● **STORED ROWS**:
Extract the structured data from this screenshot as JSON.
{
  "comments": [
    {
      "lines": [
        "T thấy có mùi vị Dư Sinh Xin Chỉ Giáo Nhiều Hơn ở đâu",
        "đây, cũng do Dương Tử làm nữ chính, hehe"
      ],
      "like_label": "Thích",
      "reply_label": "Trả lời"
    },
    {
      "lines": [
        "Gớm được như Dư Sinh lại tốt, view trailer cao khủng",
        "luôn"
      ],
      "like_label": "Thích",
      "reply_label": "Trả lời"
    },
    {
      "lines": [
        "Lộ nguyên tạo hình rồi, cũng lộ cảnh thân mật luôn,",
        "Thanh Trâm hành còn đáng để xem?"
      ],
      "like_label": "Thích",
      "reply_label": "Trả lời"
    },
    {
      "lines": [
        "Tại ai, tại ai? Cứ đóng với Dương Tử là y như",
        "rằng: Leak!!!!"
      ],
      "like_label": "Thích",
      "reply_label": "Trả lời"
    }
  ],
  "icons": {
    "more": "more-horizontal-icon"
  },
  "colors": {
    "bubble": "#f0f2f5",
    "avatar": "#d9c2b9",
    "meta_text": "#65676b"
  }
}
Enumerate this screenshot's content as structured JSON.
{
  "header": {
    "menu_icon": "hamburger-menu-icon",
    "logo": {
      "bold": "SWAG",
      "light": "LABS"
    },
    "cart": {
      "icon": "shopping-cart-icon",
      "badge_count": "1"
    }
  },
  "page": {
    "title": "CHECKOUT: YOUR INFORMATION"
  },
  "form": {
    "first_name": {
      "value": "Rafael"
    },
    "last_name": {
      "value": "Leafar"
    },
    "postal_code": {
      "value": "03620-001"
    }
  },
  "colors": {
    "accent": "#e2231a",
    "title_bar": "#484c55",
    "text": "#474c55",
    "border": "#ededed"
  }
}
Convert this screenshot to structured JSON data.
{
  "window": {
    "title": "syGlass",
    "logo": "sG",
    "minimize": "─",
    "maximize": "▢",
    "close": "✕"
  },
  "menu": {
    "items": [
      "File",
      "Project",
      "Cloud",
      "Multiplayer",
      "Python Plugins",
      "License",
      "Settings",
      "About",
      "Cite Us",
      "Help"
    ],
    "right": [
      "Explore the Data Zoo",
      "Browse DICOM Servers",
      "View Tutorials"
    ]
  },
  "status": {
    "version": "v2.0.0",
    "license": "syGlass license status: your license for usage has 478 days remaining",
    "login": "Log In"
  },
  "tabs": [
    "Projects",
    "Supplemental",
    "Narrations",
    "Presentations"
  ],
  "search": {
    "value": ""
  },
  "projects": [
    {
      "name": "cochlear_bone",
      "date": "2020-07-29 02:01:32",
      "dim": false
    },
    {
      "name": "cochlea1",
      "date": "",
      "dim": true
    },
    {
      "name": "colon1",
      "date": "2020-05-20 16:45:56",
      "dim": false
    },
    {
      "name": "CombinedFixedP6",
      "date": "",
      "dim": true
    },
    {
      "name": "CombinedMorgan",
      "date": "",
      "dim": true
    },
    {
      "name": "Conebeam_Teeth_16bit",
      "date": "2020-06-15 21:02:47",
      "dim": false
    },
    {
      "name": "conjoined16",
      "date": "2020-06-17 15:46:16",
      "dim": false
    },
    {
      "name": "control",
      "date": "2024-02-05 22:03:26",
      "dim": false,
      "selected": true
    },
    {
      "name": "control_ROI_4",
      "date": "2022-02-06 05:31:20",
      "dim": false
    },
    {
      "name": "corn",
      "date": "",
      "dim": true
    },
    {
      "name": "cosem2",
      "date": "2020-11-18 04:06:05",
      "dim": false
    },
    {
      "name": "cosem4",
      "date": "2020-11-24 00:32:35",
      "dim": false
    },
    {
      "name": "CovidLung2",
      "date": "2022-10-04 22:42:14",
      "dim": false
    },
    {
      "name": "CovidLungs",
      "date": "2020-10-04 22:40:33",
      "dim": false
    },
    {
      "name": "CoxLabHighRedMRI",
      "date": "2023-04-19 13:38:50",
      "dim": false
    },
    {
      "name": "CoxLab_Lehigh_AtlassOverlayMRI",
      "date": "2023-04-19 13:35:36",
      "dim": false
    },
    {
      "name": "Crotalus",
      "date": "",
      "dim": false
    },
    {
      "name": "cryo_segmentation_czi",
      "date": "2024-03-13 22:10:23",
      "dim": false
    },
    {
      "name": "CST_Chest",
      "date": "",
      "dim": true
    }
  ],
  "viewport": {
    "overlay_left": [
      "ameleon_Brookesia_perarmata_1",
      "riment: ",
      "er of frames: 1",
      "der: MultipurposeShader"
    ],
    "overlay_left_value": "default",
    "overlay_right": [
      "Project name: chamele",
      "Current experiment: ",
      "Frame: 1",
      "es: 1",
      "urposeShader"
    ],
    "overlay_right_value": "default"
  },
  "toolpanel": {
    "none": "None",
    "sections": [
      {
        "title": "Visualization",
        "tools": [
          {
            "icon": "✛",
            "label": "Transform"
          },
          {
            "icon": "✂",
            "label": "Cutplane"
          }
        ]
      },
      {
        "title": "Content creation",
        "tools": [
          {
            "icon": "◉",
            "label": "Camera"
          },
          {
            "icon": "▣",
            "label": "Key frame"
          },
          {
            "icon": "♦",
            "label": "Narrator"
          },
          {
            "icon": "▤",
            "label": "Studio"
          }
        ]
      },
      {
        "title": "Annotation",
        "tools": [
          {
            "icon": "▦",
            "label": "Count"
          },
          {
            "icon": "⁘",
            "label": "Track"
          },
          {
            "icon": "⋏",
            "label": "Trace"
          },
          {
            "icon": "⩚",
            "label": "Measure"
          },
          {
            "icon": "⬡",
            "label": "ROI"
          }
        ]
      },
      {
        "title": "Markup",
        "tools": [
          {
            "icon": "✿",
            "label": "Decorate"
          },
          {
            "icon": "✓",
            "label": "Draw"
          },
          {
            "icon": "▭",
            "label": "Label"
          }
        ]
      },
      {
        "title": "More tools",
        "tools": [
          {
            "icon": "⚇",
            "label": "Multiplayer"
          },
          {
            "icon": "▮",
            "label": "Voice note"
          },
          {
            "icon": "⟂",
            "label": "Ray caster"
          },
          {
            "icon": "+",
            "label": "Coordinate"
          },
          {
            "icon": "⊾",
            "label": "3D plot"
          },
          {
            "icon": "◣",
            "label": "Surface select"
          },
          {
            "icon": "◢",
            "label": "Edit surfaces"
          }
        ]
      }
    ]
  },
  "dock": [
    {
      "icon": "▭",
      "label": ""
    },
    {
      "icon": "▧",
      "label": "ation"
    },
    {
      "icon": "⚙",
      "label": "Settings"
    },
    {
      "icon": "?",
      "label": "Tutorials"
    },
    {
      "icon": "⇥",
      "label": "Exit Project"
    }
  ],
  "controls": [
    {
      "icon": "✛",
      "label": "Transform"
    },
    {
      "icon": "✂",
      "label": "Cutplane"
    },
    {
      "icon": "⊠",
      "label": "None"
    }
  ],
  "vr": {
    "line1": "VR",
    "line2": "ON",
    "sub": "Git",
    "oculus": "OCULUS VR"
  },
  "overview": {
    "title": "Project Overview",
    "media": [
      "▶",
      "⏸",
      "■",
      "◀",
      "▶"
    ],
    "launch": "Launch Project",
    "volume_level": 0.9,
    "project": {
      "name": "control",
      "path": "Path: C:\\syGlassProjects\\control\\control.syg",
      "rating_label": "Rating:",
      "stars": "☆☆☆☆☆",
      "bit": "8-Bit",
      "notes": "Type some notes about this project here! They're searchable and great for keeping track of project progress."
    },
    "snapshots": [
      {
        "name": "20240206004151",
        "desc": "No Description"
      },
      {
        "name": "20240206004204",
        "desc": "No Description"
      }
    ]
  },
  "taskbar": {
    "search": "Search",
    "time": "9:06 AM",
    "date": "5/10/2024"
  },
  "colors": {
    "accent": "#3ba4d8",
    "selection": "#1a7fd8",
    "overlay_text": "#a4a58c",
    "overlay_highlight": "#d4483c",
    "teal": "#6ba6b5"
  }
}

● **TASK DETAILS**:
Using the records given above, list every line that includes the word "Sinh".

● **REPLY**:
        "T thấy có mùi vị Dư Sinh Xin Chỉ Giáo Nhiều Hơn ở đâu",
        "Gớm được như Dư Sinh lại tốt, view trailer cao khủng",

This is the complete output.